= Given instruction =
Give the number of lines in the entries that contain "поганка". State only the count.

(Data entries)
***
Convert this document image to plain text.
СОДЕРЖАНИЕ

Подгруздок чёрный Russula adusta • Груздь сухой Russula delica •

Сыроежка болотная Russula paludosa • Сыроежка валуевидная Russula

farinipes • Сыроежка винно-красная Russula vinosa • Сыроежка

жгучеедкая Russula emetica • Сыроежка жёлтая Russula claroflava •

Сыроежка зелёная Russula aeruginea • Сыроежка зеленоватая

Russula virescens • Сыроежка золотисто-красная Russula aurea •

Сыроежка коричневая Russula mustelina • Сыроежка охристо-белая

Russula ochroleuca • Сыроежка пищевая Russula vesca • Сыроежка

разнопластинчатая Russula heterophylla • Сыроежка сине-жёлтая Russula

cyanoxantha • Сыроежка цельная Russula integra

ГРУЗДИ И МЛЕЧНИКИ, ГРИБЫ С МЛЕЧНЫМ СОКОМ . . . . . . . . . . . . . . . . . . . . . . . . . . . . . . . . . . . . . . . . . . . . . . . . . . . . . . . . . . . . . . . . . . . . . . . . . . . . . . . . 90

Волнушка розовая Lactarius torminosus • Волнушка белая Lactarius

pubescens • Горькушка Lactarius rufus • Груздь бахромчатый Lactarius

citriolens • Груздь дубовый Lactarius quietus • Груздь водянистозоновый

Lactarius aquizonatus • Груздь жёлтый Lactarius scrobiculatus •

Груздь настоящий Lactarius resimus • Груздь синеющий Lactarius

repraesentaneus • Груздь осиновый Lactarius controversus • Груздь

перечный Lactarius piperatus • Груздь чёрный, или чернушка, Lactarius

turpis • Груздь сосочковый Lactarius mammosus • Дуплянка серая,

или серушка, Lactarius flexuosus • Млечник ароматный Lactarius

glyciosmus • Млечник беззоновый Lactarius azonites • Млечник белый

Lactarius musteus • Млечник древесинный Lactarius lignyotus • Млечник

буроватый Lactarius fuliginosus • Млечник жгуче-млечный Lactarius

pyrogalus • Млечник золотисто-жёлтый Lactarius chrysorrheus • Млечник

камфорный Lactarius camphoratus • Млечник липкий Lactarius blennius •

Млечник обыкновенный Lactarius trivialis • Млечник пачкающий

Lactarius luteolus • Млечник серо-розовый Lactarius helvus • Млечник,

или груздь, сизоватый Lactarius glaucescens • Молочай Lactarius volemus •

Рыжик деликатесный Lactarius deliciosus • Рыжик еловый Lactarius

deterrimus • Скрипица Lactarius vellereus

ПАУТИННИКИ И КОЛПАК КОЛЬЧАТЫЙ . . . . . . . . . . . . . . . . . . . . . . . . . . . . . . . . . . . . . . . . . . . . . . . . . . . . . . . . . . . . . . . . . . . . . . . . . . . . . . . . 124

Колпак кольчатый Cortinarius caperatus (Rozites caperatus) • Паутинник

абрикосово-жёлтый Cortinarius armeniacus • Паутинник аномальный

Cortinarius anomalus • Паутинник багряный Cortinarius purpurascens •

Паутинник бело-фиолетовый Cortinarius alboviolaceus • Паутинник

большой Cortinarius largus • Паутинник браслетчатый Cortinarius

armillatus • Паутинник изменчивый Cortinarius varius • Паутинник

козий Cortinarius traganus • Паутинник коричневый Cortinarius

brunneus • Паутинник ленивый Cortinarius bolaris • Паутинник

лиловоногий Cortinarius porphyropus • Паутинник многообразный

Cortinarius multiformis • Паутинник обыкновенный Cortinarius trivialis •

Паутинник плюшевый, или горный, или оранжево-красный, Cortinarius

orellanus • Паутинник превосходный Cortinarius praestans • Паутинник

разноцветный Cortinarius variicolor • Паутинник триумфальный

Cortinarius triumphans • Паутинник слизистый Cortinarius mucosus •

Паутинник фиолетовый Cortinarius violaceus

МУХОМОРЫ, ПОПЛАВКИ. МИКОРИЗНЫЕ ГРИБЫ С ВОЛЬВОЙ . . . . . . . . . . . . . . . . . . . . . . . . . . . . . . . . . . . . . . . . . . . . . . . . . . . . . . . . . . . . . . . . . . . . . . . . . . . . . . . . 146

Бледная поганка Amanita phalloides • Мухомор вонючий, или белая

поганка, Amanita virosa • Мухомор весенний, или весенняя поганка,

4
***
= Solution to this exercise =
2